__EXERCISE DETAILS__: Give the count of lines that include the string "vymenik". Add nothing to it.

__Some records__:
***

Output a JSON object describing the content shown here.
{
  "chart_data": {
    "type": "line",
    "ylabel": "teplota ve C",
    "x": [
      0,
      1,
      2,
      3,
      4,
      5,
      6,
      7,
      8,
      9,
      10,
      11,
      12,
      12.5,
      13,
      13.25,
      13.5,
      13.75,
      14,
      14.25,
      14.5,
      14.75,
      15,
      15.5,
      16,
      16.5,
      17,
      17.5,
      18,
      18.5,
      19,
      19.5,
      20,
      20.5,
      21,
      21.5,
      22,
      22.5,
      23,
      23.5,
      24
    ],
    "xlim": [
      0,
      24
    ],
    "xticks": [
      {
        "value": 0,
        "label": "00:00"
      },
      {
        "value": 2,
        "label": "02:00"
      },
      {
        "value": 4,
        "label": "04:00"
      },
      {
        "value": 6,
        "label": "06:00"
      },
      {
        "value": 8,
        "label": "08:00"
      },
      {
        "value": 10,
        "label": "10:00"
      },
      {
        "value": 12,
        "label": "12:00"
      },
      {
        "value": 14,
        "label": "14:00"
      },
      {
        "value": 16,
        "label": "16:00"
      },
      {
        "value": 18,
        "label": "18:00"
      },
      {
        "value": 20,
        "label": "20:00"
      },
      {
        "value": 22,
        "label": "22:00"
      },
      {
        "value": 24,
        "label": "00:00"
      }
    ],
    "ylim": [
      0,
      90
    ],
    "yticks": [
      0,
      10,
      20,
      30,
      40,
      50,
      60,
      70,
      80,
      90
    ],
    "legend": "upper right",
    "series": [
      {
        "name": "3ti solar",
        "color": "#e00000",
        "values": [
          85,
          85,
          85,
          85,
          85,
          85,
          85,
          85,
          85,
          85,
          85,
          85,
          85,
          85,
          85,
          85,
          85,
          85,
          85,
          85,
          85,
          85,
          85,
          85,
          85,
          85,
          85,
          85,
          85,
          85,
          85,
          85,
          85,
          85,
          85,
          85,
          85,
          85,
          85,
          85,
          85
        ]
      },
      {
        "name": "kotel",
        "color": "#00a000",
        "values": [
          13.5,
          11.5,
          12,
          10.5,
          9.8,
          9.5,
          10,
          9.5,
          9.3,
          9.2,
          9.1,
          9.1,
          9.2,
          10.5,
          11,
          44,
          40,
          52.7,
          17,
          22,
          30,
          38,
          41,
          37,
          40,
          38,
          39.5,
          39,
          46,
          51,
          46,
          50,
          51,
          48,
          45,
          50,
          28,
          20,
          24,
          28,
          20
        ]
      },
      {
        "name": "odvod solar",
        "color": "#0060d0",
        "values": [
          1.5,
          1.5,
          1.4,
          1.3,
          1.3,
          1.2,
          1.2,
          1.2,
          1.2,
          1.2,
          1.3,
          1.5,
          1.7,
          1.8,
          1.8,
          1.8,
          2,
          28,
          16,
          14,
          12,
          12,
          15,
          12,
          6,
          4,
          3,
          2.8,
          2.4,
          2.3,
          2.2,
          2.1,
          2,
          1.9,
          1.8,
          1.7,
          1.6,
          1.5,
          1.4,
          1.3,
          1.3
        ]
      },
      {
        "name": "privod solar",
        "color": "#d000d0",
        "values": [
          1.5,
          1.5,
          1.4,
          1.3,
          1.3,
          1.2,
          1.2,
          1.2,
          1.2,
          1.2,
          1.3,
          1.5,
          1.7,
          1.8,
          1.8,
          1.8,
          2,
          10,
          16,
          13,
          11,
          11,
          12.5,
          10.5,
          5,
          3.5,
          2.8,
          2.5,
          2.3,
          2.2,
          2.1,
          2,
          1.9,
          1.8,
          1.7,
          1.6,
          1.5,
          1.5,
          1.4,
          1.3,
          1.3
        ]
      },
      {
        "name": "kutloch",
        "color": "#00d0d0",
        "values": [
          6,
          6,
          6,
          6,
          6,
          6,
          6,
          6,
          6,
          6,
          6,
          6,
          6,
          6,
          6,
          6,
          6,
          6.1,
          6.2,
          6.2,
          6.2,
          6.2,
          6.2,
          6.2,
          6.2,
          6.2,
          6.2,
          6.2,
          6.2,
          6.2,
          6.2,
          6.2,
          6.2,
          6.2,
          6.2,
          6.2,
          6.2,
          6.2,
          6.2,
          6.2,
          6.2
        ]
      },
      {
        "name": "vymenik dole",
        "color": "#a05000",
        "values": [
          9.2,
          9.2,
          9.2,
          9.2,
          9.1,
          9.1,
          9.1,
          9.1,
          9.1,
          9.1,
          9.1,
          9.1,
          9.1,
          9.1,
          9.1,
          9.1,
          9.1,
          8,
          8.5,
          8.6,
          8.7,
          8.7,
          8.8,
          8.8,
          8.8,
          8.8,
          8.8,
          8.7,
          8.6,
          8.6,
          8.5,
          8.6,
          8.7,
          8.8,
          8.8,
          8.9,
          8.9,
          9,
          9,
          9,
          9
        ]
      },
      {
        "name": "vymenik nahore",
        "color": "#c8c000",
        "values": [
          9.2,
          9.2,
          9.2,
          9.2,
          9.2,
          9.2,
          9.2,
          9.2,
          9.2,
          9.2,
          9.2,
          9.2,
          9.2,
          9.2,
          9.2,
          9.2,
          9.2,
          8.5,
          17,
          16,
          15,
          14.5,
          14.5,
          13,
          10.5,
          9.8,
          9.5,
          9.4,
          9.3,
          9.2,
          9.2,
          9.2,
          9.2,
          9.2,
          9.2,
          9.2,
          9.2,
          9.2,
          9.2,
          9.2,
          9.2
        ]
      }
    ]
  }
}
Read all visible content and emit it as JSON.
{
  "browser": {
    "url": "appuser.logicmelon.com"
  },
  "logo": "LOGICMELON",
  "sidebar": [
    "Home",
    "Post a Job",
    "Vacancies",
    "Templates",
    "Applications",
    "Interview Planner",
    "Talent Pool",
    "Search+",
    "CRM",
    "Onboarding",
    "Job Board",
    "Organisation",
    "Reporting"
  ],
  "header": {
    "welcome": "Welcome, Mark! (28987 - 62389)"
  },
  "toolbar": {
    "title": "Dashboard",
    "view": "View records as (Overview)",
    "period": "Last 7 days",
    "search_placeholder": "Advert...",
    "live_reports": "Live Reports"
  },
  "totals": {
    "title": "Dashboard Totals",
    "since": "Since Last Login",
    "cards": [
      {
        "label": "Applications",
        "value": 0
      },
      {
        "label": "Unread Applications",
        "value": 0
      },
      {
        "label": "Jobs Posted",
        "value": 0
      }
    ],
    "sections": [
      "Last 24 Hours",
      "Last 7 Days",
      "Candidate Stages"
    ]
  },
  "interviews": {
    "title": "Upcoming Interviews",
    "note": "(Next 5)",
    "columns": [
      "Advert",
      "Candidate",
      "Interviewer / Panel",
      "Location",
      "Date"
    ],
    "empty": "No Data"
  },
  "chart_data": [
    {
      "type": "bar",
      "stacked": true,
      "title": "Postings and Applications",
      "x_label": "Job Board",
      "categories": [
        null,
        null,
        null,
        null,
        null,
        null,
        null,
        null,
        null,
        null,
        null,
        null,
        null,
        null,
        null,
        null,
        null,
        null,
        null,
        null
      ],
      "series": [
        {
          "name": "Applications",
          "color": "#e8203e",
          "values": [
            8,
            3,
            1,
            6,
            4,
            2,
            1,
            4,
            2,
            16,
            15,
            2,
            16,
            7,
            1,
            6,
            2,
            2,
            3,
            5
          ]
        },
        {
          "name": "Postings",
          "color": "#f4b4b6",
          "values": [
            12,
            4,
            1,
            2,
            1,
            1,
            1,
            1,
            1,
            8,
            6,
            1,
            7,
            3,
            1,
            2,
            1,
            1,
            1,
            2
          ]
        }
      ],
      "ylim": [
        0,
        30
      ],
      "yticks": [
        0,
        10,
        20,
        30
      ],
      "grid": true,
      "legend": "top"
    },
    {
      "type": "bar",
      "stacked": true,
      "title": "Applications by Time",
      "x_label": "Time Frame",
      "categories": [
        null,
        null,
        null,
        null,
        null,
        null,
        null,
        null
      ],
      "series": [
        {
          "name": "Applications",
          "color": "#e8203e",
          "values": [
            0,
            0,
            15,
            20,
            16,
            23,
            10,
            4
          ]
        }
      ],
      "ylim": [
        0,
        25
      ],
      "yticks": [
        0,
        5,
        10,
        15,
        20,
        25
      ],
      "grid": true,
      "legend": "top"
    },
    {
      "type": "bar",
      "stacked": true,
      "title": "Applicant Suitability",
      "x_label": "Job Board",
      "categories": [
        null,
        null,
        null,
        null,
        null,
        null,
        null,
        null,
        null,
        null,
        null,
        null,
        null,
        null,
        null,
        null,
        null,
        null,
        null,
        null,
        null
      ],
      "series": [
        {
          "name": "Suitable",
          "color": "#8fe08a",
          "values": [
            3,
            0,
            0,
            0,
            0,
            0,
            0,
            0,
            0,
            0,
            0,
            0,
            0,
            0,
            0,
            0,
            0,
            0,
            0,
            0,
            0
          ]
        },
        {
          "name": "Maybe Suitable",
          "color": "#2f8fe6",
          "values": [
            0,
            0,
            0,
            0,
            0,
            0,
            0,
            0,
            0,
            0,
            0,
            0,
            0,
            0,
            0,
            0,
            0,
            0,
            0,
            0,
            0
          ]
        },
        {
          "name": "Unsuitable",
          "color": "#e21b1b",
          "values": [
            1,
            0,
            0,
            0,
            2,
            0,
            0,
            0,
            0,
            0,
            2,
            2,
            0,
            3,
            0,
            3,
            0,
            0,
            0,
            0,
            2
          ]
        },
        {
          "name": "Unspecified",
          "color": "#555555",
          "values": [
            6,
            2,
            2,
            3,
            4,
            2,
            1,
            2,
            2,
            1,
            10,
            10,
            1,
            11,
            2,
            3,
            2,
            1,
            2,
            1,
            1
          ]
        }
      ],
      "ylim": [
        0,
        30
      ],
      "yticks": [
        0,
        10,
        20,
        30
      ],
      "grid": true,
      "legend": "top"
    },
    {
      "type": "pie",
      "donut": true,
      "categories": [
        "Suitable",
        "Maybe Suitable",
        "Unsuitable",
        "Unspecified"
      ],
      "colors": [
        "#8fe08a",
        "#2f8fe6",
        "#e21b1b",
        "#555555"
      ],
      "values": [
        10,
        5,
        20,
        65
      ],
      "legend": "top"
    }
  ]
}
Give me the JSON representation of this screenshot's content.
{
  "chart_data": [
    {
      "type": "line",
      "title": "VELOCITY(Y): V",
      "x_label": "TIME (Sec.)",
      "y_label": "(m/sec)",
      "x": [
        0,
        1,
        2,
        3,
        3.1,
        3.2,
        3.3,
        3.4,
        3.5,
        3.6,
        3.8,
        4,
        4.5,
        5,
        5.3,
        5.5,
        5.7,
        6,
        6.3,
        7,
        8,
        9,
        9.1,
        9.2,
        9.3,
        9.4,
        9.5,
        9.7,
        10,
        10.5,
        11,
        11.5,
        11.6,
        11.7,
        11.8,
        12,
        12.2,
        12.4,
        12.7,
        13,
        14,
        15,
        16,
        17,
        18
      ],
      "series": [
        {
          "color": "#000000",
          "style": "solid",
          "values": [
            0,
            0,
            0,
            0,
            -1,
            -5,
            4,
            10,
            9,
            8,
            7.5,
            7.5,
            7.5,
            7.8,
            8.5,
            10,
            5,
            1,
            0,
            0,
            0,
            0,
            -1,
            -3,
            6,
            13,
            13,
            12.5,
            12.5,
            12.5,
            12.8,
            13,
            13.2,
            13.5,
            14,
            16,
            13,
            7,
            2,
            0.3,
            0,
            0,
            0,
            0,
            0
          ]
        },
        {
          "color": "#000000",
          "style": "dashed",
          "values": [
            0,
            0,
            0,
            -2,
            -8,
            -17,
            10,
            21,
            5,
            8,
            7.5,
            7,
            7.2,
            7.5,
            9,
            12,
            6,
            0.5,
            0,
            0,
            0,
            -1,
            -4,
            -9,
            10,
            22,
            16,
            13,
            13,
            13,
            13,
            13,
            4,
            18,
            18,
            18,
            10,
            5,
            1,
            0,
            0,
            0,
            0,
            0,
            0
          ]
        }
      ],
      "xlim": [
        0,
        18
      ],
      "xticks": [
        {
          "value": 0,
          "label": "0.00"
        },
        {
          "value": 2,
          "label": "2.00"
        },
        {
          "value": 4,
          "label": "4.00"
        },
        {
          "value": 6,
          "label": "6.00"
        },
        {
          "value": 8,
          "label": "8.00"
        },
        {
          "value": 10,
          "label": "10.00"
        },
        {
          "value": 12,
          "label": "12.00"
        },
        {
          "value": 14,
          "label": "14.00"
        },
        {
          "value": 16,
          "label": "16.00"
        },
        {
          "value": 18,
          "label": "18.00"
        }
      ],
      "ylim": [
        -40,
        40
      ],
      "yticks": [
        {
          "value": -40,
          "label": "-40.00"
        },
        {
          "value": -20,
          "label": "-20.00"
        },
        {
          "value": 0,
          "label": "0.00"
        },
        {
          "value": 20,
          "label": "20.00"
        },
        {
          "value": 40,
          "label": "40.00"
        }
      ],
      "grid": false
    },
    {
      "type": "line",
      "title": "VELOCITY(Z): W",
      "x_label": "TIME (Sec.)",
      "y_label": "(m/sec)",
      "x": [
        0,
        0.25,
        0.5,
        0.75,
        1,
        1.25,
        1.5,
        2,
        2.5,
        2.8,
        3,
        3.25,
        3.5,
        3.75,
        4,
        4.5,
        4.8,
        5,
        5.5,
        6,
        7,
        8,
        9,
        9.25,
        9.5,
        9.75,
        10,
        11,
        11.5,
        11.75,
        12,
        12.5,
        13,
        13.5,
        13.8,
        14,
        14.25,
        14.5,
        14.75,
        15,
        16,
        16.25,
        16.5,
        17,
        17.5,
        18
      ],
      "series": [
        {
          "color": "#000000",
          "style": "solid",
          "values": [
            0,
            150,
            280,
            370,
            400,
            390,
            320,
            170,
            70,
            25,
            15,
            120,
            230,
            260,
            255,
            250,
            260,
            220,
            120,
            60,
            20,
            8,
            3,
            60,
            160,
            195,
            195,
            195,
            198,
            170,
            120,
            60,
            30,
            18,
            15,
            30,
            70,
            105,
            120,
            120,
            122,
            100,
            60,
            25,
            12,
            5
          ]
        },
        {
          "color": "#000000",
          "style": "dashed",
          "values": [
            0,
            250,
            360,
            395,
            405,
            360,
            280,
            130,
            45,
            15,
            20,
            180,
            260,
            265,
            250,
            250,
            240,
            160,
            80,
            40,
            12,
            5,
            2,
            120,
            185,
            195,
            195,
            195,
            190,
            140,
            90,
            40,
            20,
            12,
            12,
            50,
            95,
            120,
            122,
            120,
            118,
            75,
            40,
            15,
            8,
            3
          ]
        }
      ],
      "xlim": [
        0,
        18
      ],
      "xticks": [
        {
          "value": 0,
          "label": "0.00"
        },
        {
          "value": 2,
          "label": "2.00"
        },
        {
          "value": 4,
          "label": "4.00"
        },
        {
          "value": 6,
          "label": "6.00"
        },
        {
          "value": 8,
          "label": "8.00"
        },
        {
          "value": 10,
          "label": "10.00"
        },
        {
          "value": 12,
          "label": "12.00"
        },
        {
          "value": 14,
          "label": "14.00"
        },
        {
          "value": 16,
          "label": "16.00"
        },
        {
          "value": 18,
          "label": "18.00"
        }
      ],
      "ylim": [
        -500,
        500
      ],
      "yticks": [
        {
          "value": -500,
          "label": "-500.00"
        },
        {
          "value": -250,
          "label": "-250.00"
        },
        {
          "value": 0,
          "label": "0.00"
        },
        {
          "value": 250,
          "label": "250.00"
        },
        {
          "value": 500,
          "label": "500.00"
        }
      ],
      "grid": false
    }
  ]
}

***

__ANSWER FOR THE TASK__: 2